**Problem to solve:** Copy out each line of the data holding "должен".
++++++
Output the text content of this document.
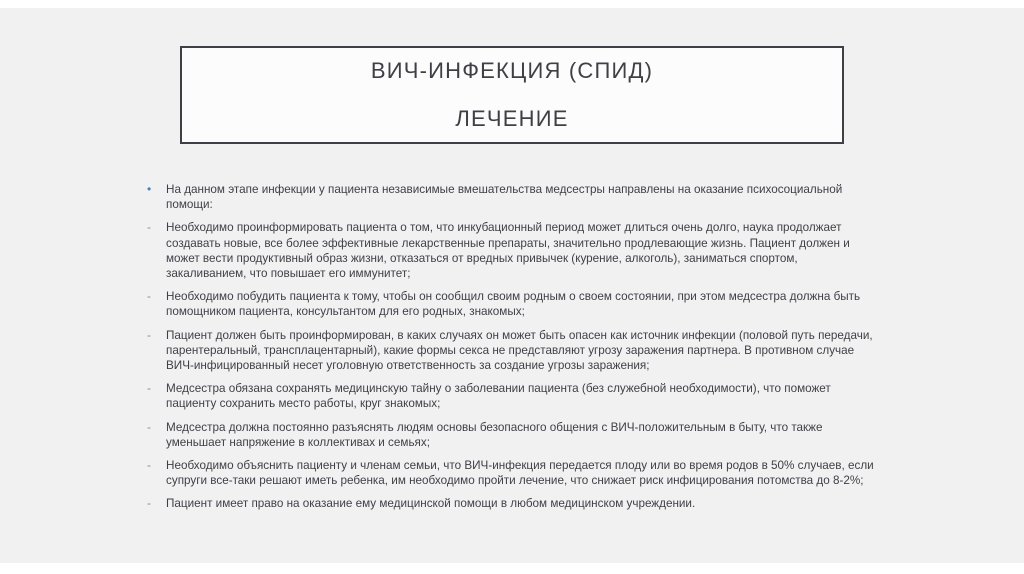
ВИЧ-ИНФЕКЦИЯ (СПИД)
ЛЕЧЕНИЕ
•	На данном этапе инфекции у пациента независимые вмешательства медсестры направлены на оказание психосоциальной помощи:
-	Необходимо проинформировать пациента о том, что инкубационный период может длиться очень долго, наука продолжает создавать новые, все более эффективные лекарственные препараты, значительно продлевающие жизнь. Пациент должен и может вести продуктивный образ жизни, отказаться от вредных привычек (курение, алкоголь), заниматься спортом, закаливанием, что повышает его иммунитет;
-	Необходимо побудить пациента к тому, чтобы он сообщил своим родным о своем состоянии, при этом медсестра должна быть помощником пациента, консультантом для его родных, знакомых;
-	Пациент должен быть проинформирован, в каких случаях он может быть опасен как источник инфекции (половой путь передачи, парентеральный, трансплацентарный), какие формы секса не представляют угрозу заражения партнера. В противном случае ВИЧ-инфицированный несет уголовную ответственность за создание угрозы заражения;
-	Медсестра обязана сохранять медицинскую тайну о заболевании пациента (без служебной необходимости), что поможет пациенту сохранить место работы, круг знакомых;
-	Медсестра должна постоянно разъяснять людям основы безопасного общения с ВИЧ-положительным в быту, что также уменьшает напряжение в коллективах и семьях;
-	Необходимо объяснить пациенту и членам семьи, что ВИЧ-инфекция передается плоду или во время родов в 50% случаев, если супруги все-таки решают иметь ребенка, им необходимо пройти лечение, что снижает риск инфицирования потомства до 8-2%;
-	Пациент имеет право на оказание ему медицинской помощи в любом медицинском учреждении.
++++++
**Worked answer:**
-	Необходимо проинформировать пациента о том, что инкубационный период может длиться очень долго, наука продолжает создавать новые, все более эффективные лекарственные препараты, значительно продлевающие жизнь. Пациент должен и может вести продуктивный образ жизни, отказаться от вредных привычек (курение, алкоголь), заниматься спортом, закаливанием, что повышает его иммунитет;
-	Пациент должен быть проинформирован, в каких случаях он может быть опасен как источник инфекции (половой путь передачи, парентеральный, трансплацентарный), какие формы секса не представляют угрозу заражения партнера. В противном случае ВИЧ-инфицированный несет уголовную ответственность за создание угрозы заражения;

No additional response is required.